# [Your goal]
Report all lines from the entries below in which "Buscar" appears.

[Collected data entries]
====

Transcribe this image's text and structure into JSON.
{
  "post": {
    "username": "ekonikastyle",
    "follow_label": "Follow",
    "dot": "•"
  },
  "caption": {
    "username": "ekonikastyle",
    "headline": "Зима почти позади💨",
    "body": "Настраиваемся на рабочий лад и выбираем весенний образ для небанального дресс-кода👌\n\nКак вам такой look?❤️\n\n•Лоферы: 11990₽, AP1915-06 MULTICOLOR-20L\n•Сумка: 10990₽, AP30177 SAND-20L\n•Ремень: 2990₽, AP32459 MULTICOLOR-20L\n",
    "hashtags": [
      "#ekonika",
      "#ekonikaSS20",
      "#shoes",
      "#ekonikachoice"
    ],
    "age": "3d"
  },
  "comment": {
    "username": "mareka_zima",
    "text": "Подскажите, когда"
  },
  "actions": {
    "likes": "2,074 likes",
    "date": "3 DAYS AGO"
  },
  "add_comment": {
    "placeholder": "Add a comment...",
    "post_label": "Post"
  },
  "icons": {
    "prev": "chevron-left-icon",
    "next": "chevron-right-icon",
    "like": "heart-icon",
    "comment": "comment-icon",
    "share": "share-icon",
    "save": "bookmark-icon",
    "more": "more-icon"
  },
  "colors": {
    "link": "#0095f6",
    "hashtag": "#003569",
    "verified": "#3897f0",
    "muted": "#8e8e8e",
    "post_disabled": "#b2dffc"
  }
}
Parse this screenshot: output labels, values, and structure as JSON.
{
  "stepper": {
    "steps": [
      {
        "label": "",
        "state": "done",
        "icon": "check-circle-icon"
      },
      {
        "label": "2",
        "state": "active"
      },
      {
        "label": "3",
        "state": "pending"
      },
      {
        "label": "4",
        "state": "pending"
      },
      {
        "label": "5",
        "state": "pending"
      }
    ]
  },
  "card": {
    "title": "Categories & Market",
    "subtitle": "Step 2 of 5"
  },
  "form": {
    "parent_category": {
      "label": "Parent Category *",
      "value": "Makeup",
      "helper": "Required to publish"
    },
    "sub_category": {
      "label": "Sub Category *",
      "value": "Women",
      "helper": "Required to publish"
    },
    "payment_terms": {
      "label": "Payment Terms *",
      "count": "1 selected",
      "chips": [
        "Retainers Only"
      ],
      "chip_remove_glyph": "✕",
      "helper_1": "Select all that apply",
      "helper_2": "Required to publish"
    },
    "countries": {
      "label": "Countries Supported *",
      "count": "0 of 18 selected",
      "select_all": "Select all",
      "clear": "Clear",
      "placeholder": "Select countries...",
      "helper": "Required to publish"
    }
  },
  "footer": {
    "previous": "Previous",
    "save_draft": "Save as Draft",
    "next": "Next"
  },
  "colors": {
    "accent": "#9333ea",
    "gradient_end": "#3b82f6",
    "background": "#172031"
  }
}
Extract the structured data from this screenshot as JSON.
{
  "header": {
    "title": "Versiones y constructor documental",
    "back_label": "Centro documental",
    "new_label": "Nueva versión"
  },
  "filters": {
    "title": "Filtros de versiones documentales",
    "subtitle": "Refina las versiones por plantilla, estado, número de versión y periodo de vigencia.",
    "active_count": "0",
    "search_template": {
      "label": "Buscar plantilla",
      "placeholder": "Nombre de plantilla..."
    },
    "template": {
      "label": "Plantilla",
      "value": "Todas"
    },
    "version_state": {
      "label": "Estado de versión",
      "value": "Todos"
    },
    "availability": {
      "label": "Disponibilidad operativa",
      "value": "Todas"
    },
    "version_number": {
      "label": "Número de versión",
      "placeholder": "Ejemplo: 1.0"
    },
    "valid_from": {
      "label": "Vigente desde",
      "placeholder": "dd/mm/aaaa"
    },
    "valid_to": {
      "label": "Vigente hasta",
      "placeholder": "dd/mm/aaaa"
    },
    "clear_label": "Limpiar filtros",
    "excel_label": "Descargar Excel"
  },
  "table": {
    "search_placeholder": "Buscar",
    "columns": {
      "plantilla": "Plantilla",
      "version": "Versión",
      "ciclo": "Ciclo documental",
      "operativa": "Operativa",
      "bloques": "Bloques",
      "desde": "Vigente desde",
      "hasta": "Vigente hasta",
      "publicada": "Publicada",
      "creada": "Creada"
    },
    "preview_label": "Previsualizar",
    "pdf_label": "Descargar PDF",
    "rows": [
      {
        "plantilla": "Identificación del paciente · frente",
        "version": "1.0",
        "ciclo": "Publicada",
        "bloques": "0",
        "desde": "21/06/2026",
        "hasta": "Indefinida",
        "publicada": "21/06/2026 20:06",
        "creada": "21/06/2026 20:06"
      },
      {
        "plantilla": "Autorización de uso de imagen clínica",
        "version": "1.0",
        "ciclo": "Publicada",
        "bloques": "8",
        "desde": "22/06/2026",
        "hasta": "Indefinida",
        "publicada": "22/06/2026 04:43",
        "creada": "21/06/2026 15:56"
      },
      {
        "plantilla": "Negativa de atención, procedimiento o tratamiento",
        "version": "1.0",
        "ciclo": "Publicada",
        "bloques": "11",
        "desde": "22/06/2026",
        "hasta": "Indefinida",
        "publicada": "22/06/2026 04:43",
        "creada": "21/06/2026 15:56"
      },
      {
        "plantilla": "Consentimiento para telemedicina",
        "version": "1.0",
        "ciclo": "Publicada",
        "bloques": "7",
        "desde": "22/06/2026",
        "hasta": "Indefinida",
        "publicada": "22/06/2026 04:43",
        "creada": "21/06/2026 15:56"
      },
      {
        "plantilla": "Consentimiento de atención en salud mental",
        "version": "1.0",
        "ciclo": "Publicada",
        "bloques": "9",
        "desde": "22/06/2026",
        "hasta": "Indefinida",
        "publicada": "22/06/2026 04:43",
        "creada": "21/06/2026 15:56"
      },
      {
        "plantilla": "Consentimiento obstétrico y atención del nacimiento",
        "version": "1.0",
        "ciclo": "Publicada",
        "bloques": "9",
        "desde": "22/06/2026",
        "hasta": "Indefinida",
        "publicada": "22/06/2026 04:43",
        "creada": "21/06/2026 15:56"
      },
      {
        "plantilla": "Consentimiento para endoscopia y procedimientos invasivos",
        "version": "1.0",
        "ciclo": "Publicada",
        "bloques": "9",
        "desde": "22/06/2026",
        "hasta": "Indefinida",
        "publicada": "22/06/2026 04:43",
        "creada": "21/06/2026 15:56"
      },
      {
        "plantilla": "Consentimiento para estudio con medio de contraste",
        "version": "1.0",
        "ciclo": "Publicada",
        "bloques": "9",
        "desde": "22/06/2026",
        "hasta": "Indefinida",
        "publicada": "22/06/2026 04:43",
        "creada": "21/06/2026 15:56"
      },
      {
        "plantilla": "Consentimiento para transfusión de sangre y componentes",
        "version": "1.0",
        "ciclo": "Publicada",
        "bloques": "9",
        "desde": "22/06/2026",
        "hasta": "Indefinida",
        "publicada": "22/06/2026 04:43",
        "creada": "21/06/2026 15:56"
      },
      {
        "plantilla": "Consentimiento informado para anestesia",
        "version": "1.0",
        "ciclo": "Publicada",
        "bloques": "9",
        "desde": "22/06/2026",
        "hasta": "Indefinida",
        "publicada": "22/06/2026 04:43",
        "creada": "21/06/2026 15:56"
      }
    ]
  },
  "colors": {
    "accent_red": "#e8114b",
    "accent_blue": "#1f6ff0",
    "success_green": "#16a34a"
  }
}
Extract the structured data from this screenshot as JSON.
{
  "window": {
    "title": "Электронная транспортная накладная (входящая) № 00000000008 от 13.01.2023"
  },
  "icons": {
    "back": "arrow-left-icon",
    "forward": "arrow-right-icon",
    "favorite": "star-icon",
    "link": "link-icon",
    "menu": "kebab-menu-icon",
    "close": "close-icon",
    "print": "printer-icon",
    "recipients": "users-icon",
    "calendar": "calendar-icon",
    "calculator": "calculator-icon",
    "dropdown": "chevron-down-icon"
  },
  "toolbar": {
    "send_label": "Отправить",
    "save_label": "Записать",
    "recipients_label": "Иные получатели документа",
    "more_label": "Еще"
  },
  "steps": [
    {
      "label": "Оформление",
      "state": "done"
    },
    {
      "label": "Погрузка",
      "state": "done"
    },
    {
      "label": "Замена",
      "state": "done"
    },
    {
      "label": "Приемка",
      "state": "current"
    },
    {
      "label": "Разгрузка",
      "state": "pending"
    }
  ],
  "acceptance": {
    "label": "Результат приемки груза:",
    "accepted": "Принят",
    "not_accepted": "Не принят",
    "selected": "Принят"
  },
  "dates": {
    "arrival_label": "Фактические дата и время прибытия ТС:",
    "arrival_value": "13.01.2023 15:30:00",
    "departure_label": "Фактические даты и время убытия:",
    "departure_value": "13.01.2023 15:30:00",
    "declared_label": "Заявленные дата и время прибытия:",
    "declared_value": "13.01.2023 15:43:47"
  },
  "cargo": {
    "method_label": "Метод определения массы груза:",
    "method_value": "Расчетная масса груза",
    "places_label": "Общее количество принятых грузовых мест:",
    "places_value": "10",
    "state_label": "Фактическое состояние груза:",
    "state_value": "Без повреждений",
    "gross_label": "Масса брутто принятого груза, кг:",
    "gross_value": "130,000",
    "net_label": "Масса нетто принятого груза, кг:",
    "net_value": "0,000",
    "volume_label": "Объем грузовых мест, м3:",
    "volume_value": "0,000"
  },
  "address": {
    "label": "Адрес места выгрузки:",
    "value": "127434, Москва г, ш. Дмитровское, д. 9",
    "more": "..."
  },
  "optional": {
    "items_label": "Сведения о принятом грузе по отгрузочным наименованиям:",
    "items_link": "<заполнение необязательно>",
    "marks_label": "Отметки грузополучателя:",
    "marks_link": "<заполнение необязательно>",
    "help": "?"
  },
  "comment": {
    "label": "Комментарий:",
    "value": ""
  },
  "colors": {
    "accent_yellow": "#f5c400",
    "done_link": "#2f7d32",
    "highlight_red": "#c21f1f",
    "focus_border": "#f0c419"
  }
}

====

# [Correct answer]
      "label": "Buscar plantilla",
    "search_placeholder": "Buscar",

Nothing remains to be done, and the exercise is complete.